> [GOAL] In this exercise, return the whole listing exactly, excluding any images.

> [DATA SUPPLIED]
·····
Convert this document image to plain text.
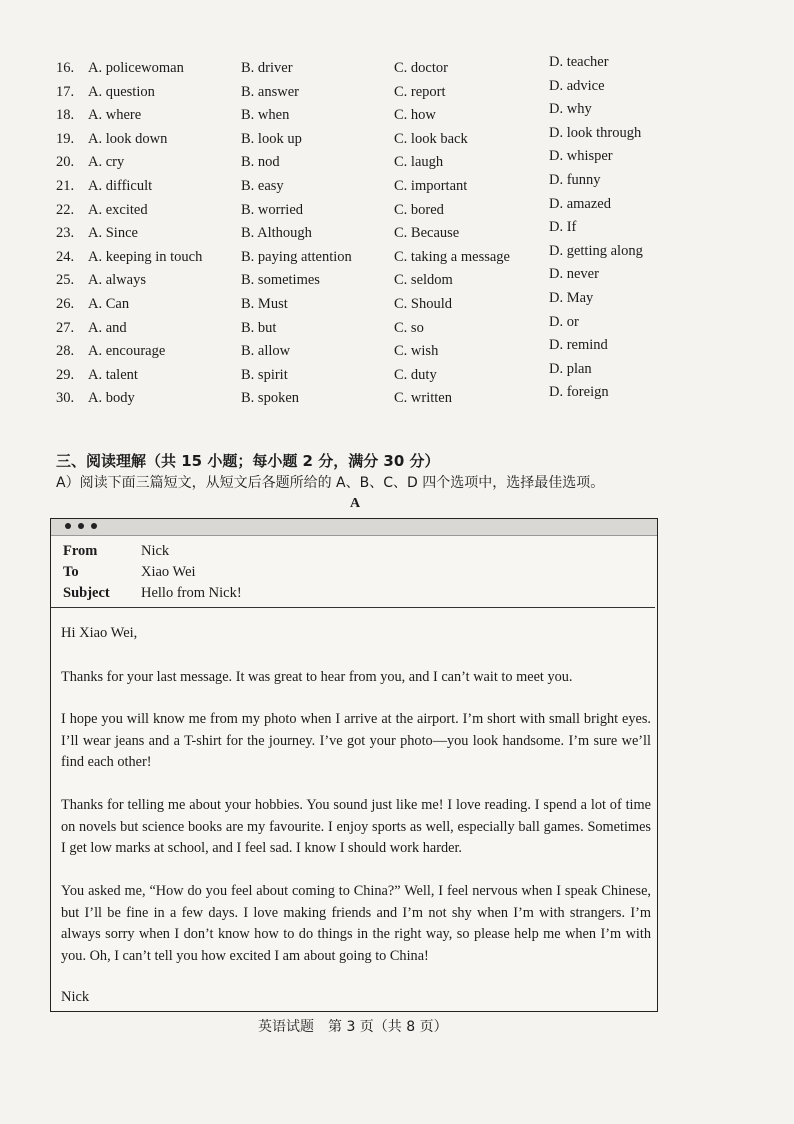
16. A. policewoman	B. driver	C. doctor	D. teacher
17. A. question	B. answer	C. report	D. advice
18. A. where	B. when	C. how	D. why
19. A. look down	B. look up	C. look back	D. look through
20. A. cry	B. nod	C. laugh	D. whisper
21. A. difficult	B. easy	C. important	D. funny
22. A. excited	B. worried	C. bored	D. amazed
23. A. Since	B. Although	C. Because	D. If
24. A. keeping in touch	B. paying attention	C. taking a message	D. getting along
25. A. always	B. sometimes	C. seldom	D. never
26. A. Can	B. Must	C. Should	D. May
27. A. and	B. but	C. so	D. or
28. A. encourage	B. allow	C. wish	D. remind
29. A. talent	B. spirit	C. duty	D. plan
30. A. body	B. spoken	C. written	D. foreign
三、阅读理解（共 15 小题；每小题 2 分，满分 30 分）
A）阅读下面三篇短文，从短文后各题所给的 A、B、C、D 四个选项中，选择最佳选项。
A
From	Nick
To	Xiao Wei
Subject Hello from Nick!
Hi Xiao Wei,

Thanks for your last message. It was great to hear from you, and I can’t wait to meet you.

I hope you will know me from my photo when I arrive at the airport. I’m short with small bright eyes. I’ll wear jeans and a T-shirt for the journey. I’ve got your photo—you look handsome. I’m sure we’ll find each other!

Thanks for telling me about your hobbies. You sound just like me! I love reading. I spend a lot of time on novels but science books are my favourite. I enjoy sports as well, especially ball games. Sometimes I get low marks at school, and I feel sad. I know I should work harder.

You asked me, “How do you feel about coming to China?” Well, I feel nervous when I speak Chinese, but I’ll be fine in a few days. I love making friends and I’m not shy when I’m with strangers. I’m always sorry when I don’t know how to do things in the right way, so please help me when I’m with you. Oh, I can’t tell you how excited I am about going to China!

Nick
英语试题　第 3 页（共 8 页）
·····
> [FULL ANSWER]
Convert this document image to plain text.
16. A. policewoman	B. driver	C. doctor	D. teacher
17. A. question	B. answer	C. report	D. advice
18. A. where	B. when	C. how	D. why
19. A. look down	B. look up	C. look back	D. look through
20. A. cry	B. nod	C. laugh	D. whisper
21. A. difficult	B. easy	C. important	D. funny
22. A. excited	B. worried	C. bored	D. amazed
23. A. Since	B. Although	C. Because	D. If
24. A. keeping in touch	B. paying attention	C. taking a message	D. getting along
25. A. always	B. sometimes	C. seldom	D. never
26. A. Can	B. Must	C. Should	D. May
27. A. and	B. but	C. so	D. or
28. A. encourage	B. allow	C. wish	D. remind
29. A. talent	B. spirit	C. duty	D. plan
30. A. body	B. spoken	C. written	D. foreign
三、阅读理解（共 15 小题；每小题 2 分，满分 30 分）
A）阅读下面三篇短文，从短文后各题所给的 A、B、C、D 四个选项中，选择最佳选项。
A
From	Nick
To	Xiao Wei
Subject Hello from Nick!
Hi Xiao Wei,

Thanks for your last message. It was great to hear from you, and I can’t wait to meet you.

I hope you will know me from my photo when I arrive at the airport. I’m short with small bright eyes. I’ll wear jeans and a T-shirt for the journey. I’ve got your photo—you look handsome. I’m sure we’ll find each other!

Thanks for telling me about your hobbies. You sound just like me! I love reading. I spend a lot of time on novels but science books are my favourite. I enjoy sports as well, especially ball games. Sometimes I get low marks at school, and I feel sad. I know I should work harder.

You asked me, “How do you feel about coming to China?” Well, I feel nervous when I speak Chinese, but I’ll be fine in a few days. I love making friends and I’m not shy when I’m with strangers. I’m always sorry when I don’t know how to do things in the right way, so please help me when I’m with you. Oh, I can’t tell you how excited I am about going to China!

Nick
英语试题　第 3 页（共 8 页）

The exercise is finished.